▶ **Short task**: Write out the records beneath this line exactly as they appear, minus any images.

[Records from a dataset]
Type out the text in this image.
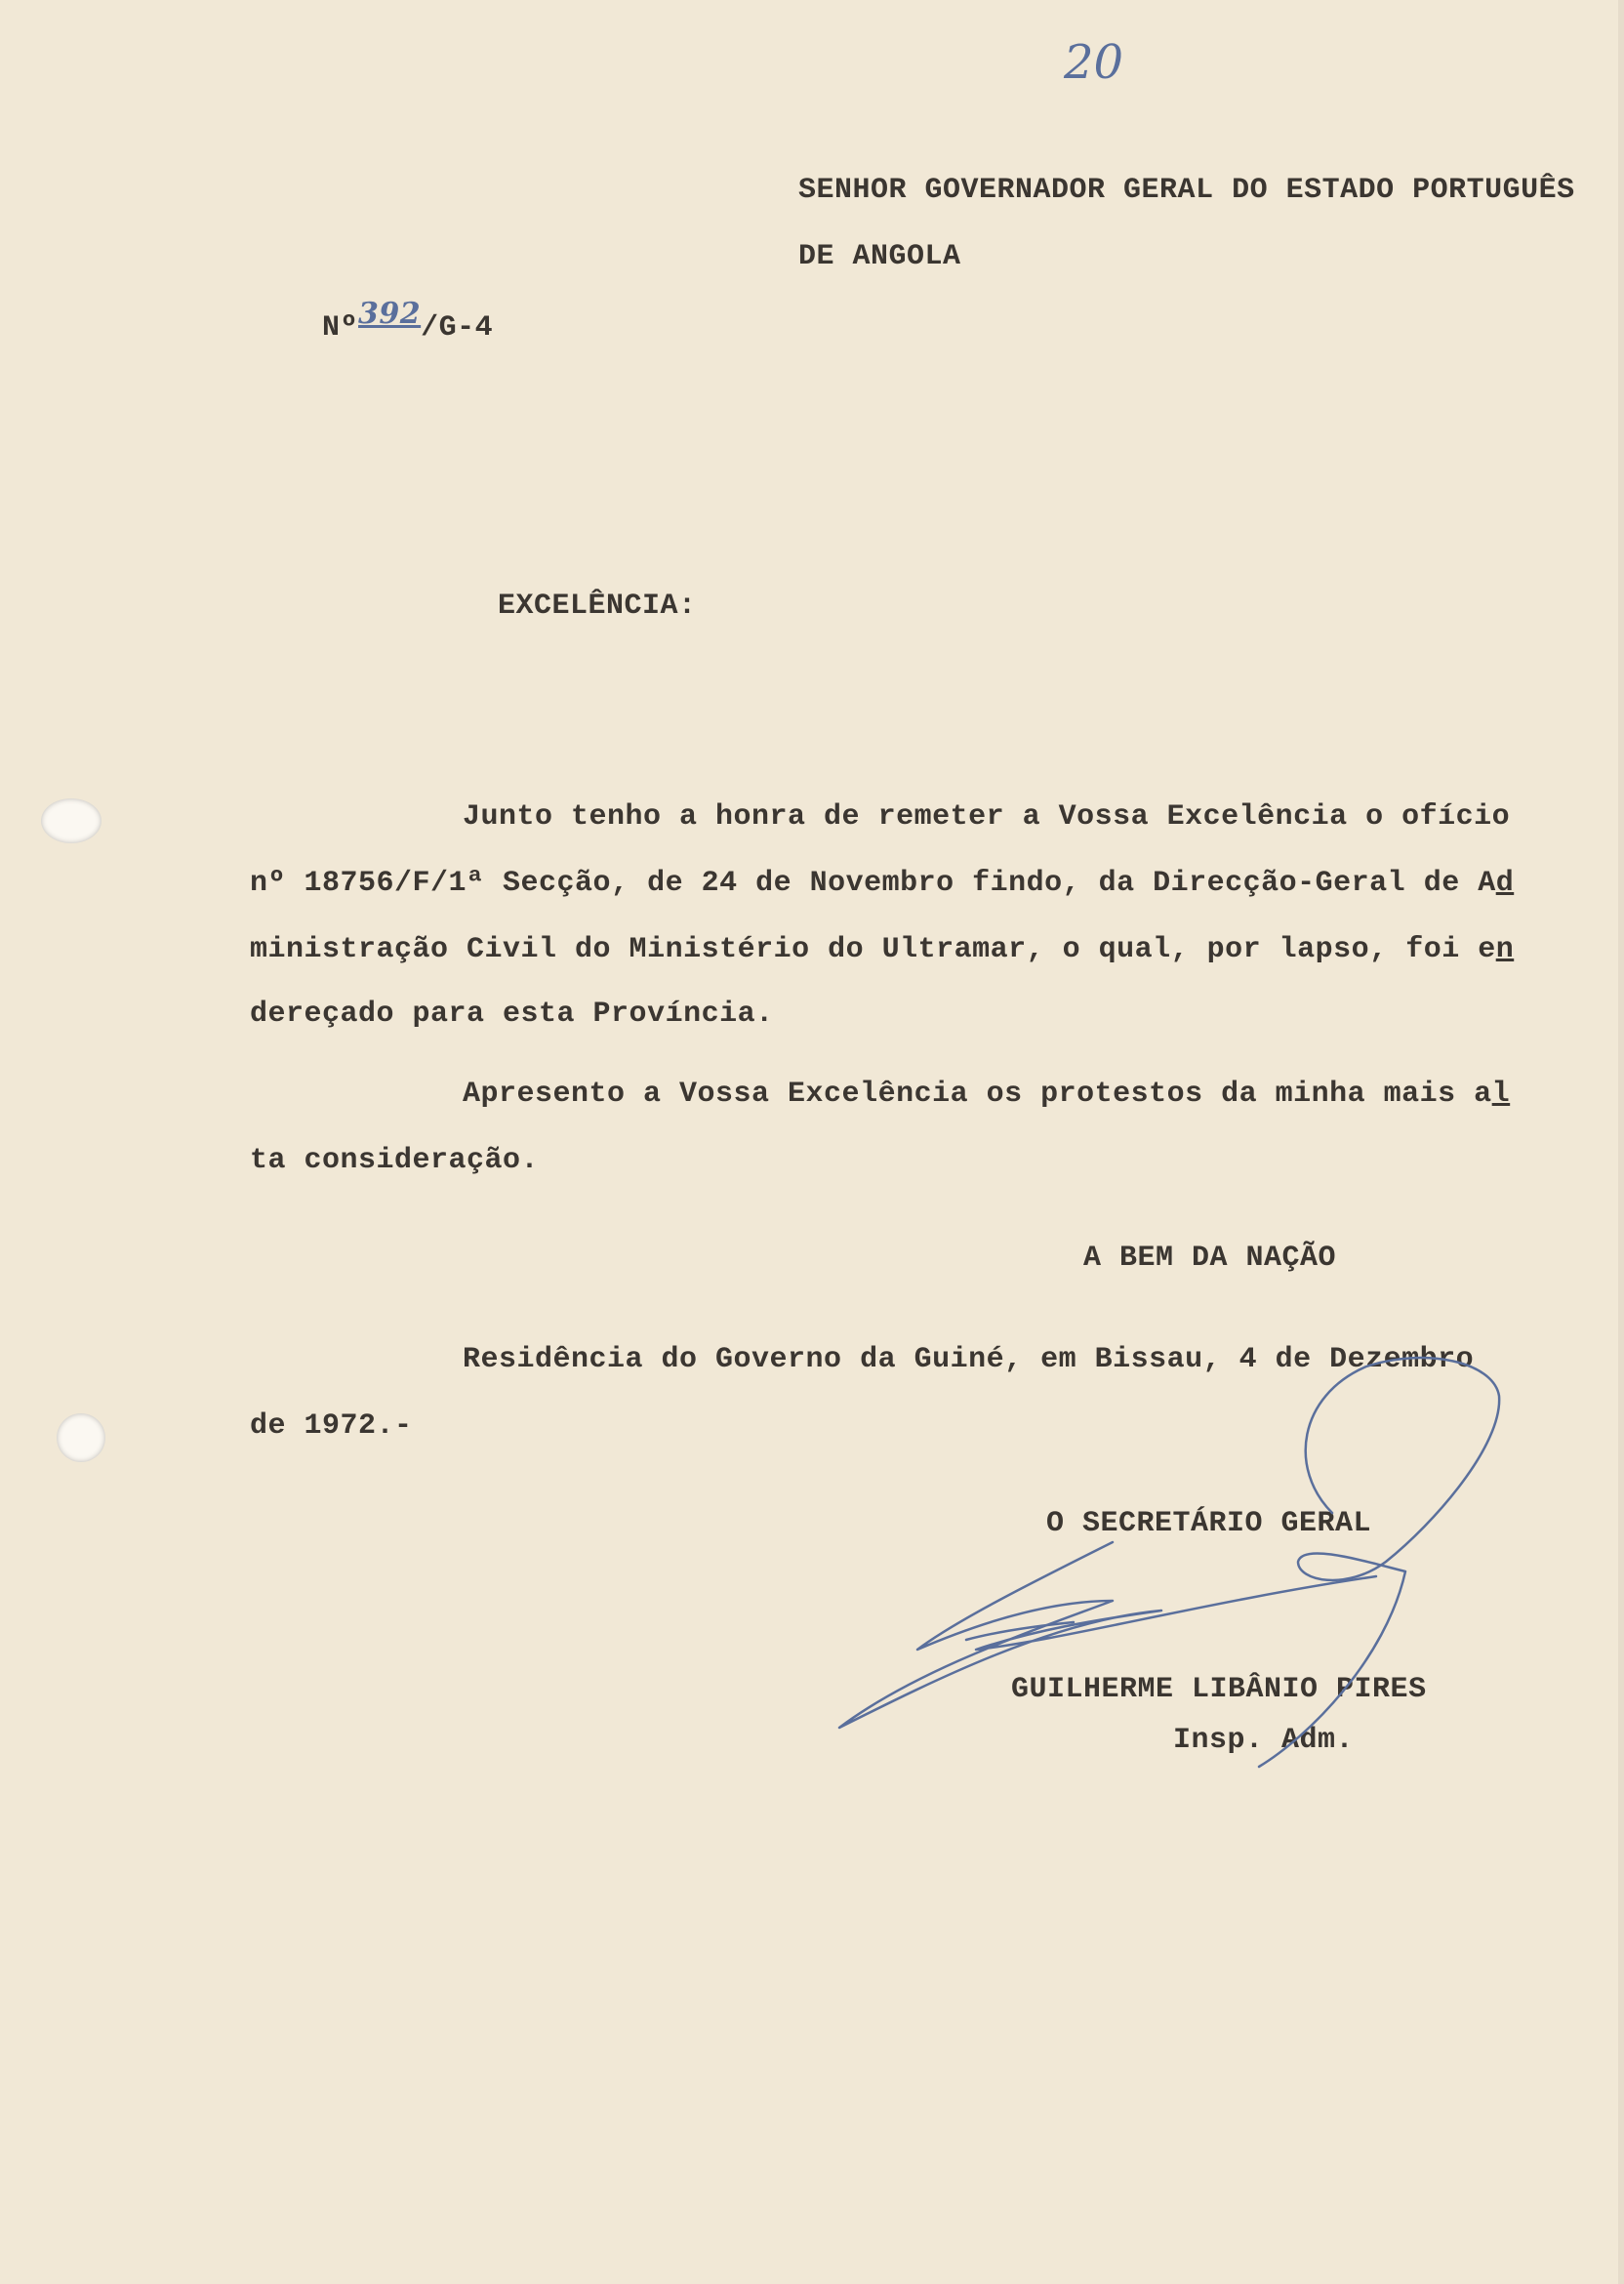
20
SENHOR GOVERNADOR GERAL DO ESTADO PORTUGUÊS
DE ANGOLA

Nº392/G-4

EXCELÊNCIA:
Junto tenho a honra de remeter a Vossa Excelência o ofício
nº 18756/F/1ª Secção, de 24 de Novembro findo, da Direcção-Geral de Ad
ministração Civil do Ministério do Ultramar, o qual, por lapso, foi en
dereçado para esta Província.
Apresento a Vossa Excelência os protestos da minha mais al
ta consideração.
A BEM DA NAÇÃO
Residência do Governo da Guiné, em Bissau, 4 de Dezembro
de 1972.-
O SECRETÁRIO GERAL
GUILHERME LIBÂNIO PIRES
Insp. Adm.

▶ **Solution below**:
Type out the text in this image.
20
SENHOR GOVERNADOR GERAL DO ESTADO PORTUGUÊS
DE ANGOLA

Nº392/G-4

EXCELÊNCIA:
Junto tenho a honra de remeter a Vossa Excelência o ofício
nº 18756/F/1ª Secção, de 24 de Novembro findo, da Direcção-Geral de Ad
ministração Civil do Ministério do Ultramar, o qual, por lapso, foi en
dereçado para esta Província.
Apresento a Vossa Excelência os protestos da minha mais al
ta consideração.
A BEM DA NAÇÃO
Residência do Governo da Guiné, em Bissau, 4 de Dezembro
de 1972.-
O SECRETÁRIO GERAL
GUILHERME LIBÂNIO PIRES
Insp. Adm.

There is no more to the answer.